╔══

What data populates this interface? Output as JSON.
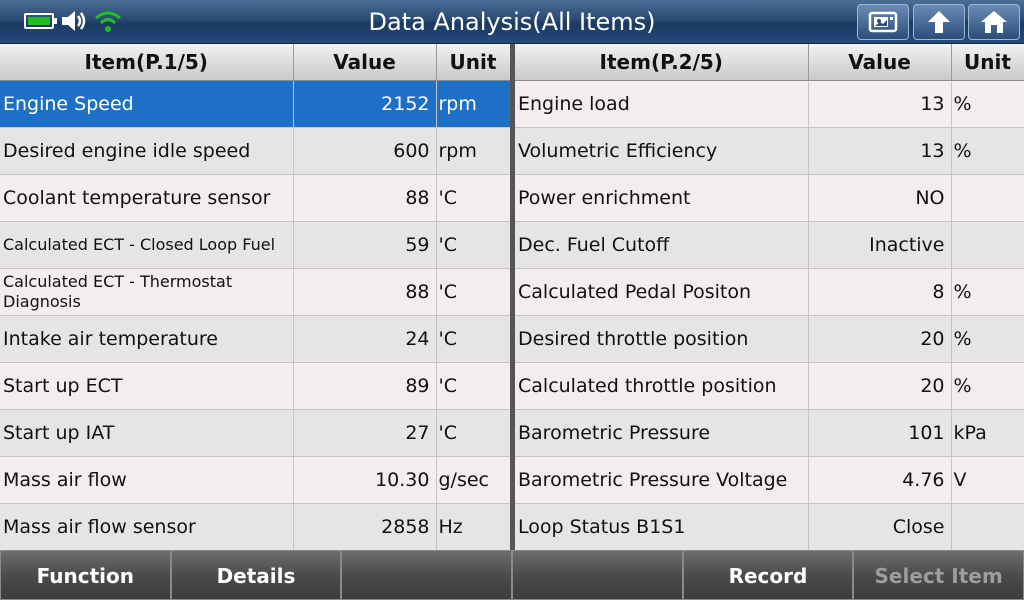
{
  "title": "Data Analysis(All Items)",
  "status_icons": [
    "battery-icon",
    "speaker-icon",
    "wifi-icon"
  ],
  "title_buttons": [
    "screenshot-icon",
    "back-up-icon",
    "home-icon"
  ],
  "left_table": {
    "headers": {
      "item": "Item(P.1/5)",
      "value": "Value",
      "unit": "Unit"
    },
    "rows": [
      {
        "item": "Engine Speed",
        "value": "2152",
        "unit": "rpm"
      },
      {
        "item": "Desired engine idle speed",
        "value": "600",
        "unit": "rpm"
      },
      {
        "item": "Coolant temperature sensor",
        "value": "88",
        "unit": "'C"
      },
      {
        "item": "Calculated ECT - Closed Loop Fuel",
        "value": "59",
        "unit": "'C"
      },
      {
        "item": "Calculated ECT - Thermostat Diagnosis",
        "value": "88",
        "unit": "'C"
      },
      {
        "item": "Intake air temperature",
        "value": "24",
        "unit": "'C"
      },
      {
        "item": "Start up ECT",
        "value": "89",
        "unit": "'C"
      },
      {
        "item": "Start up IAT",
        "value": "27",
        "unit": "'C"
      },
      {
        "item": "Mass air flow",
        "value": "10.30",
        "unit": "g/sec"
      },
      {
        "item": "Mass air flow sensor",
        "value": "2858",
        "unit": "Hz"
      }
    ]
  },
  "right_table": {
    "headers": {
      "item": "Item(P.2/5)",
      "value": "Value",
      "unit": "Unit"
    },
    "rows": [
      {
        "item": "Engine load",
        "value": "13",
        "unit": "%"
      },
      {
        "item": "Volumetric Efficiency",
        "value": "13",
        "unit": "%"
      },
      {
        "item": "Power enrichment",
        "value": "NO",
        "unit": ""
      },
      {
        "item": "Dec. Fuel Cutoff",
        "value": "Inactive",
        "unit": ""
      },
      {
        "item": "Calculated Pedal Positon",
        "value": "8",
        "unit": "%"
      },
      {
        "item": "Desired throttle position",
        "value": "20",
        "unit": "%"
      },
      {
        "item": "Calculated throttle position",
        "value": "20",
        "unit": "%"
      },
      {
        "item": "Barometric Pressure",
        "value": "101",
        "unit": "kPa"
      },
      {
        "item": "Barometric Pressure Voltage",
        "value": "4.76",
        "unit": "V"
      },
      {
        "item": "Loop Status B1S1",
        "value": "Close",
        "unit": ""
      }
    ]
  },
  "bottom_bar": {
    "function": "Function",
    "details": "Details",
    "empty1": "",
    "empty2": "",
    "record": "Record",
    "select_item": "Select Item"
  },
  "colors": {
    "selected_row": "#1e6fc6",
    "title_bar": "#2a4a72",
    "battery": "#21c021",
    "wifi": "#21c021"
  }
}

╚══

▸ **Task to carry out**:
Which lines contain the word "Fuel"? Return each of them.

▸ **Final answer**:
        "item": "Calculated ECT - Closed Loop Fuel",
        "item": "Dec. Fuel Cutoff",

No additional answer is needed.